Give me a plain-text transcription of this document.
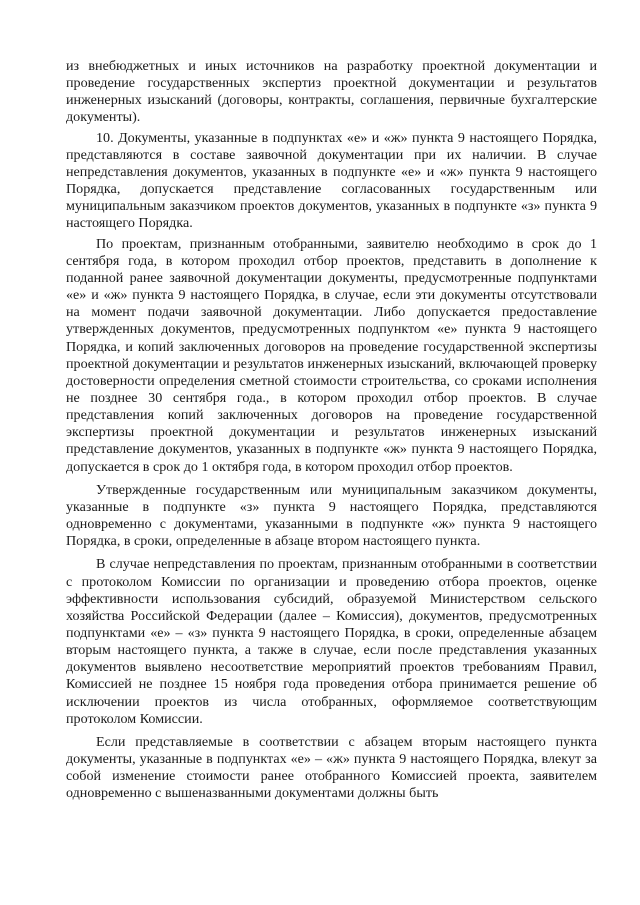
из внебюджетных и иных источников на разработку проектной документации и проведение государственных экспертиз проектной документации и результатов инженерных изысканий (договоры, контракты, соглашения, первичные бухгалтерские документы).

10. Документы, указанные в подпунктах «е» и «ж» пункта 9 настоящего Порядка, представляются в составе заявочной документации при их наличии. В случае непредставления документов, указанных в подпункте «е» и «ж» пункта 9 настоящего Порядка, допускается представление согласованных государственным или муниципальным заказчиком проектов документов, указанных в подпункте «з» пункта 9 настоящего Порядка.

По проектам, признанным отобранными, заявителю необходимо в срок до 1 сентября года, в котором проходил отбор проектов, представить в дополнение к поданной ранее заявочной документации документы, предусмотренные подпунктами «е» и «ж» пункта 9 настоящего Порядка, в случае, если эти документы отсутствовали на момент подачи заявочной документации. Либо допускается предоставление утвержденных документов, предусмотренных подпунктом «е» пункта 9 настоящего Порядка, и копий заключенных договоров на проведение государственной экспертизы проектной документации и результатов инженерных изысканий, включающей проверку достоверности определения сметной стоимости строительства, со сроками исполнения не позднее 30 сентября года., в котором проходил отбор проектов. В случае представления копий заключенных договоров на проведение государственной экспертизы проектной документации и результатов инженерных изысканий представление документов, указанных в подпункте «ж» пункта 9 настоящего Порядка, допускается в срок до 1 октября года, в котором проходил отбор проектов.

Утвержденные государственным или муниципальным заказчиком документы, указанные в подпункте «з» пункта 9 настоящего Порядка, представляются одновременно с документами, указанными в подпункте «ж» пункта 9 настоящего Порядка, в сроки, определенные в абзаце втором настоящего пункта.

В случае непредставления по проектам, признанным отобранными в соответствии с протоколом Комиссии по организации и проведению отбора проектов, оценке эффективности использования субсидий, образуемой Министерством сельского хозяйства Российской Федерации (далее – Комиссия), документов, предусмотренных подпунктами «е» – «з» пункта 9 настоящего Порядка, в сроки, определенные абзацем вторым настоящего пункта, а также в случае, если после представления указанных документов выявлено несоответствие мероприятий проектов требованиям Правил, Комиссией не позднее 15 ноября года проведения отбора принимается решение об исключении проектов из числа отобранных, оформляемое соответствующим протоколом Комиссии.

Если представляемые в соответствии с абзацем вторым настоящего пункта документы, указанные в подпунктах «е» – «ж» пункта 9 настоящего Порядка, влекут за собой изменение стоимости ранее отобранного Комиссией проекта, заявителем одновременно с вышеназванными документами должны быть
————
Without the pictures, restate each entry exactly.

ANSWER FOR THE TASK ::
Give me a plain-text transcription of this document.
из внебюджетных и иных источников на разработку проектной документации и проведение государственных экспертиз проектной документации и результатов инженерных изысканий (договоры, контракты, соглашения, первичные бухгалтерские документы).

10. Документы, указанные в подпунктах «е» и «ж» пункта 9 настоящего Порядка, представляются в составе заявочной документации при их наличии. В случае непредставления документов, указанных в подпункте «е» и «ж» пункта 9 настоящего Порядка, допускается представление согласованных государственным или муниципальным заказчиком проектов документов, указанных в подпункте «з» пункта 9 настоящего Порядка.

По проектам, признанным отобранными, заявителю необходимо в срок до 1 сентября года, в котором проходил отбор проектов, представить в дополнение к поданной ранее заявочной документации документы, предусмотренные подпунктами «е» и «ж» пункта 9 настоящего Порядка, в случае, если эти документы отсутствовали на момент подачи заявочной документации. Либо допускается предоставление утвержденных документов, предусмотренных подпунктом «е» пункта 9 настоящего Порядка, и копий заключенных договоров на проведение государственной экспертизы проектной документации и результатов инженерных изысканий, включающей проверку достоверности определения сметной стоимости строительства, со сроками исполнения не позднее 30 сентября года., в котором проходил отбор проектов. В случае представления копий заключенных договоров на проведение государственной экспертизы проектной документации и результатов инженерных изысканий представление документов, указанных в подпункте «ж» пункта 9 настоящего Порядка, допускается в срок до 1 октября года, в котором проходил отбор проектов.

Утвержденные государственным или муниципальным заказчиком документы, указанные в подпункте «з» пункта 9 настоящего Порядка, представляются одновременно с документами, указанными в подпункте «ж» пункта 9 настоящего Порядка, в сроки, определенные в абзаце втором настоящего пункта.

В случае непредставления по проектам, признанным отобранными в соответствии с протоколом Комиссии по организации и проведению отбора проектов, оценке эффективности использования субсидий, образуемой Министерством сельского хозяйства Российской Федерации (далее – Комиссия), документов, предусмотренных подпунктами «е» – «з» пункта 9 настоящего Порядка, в сроки, определенные абзацем вторым настоящего пункта, а также в случае, если после представления указанных документов выявлено несоответствие мероприятий проектов требованиям Правил, Комиссией не позднее 15 ноября года проведения отбора принимается решение об исключении проектов из числа отобранных, оформляемое соответствующим протоколом Комиссии.

Если представляемые в соответствии с абзацем вторым настоящего пункта документы, указанные в подпунктах «е» – «ж» пункта 9 настоящего Порядка, влекут за собой изменение стоимости ранее отобранного Комиссией проекта, заявителем одновременно с вышеназванными документами должны быть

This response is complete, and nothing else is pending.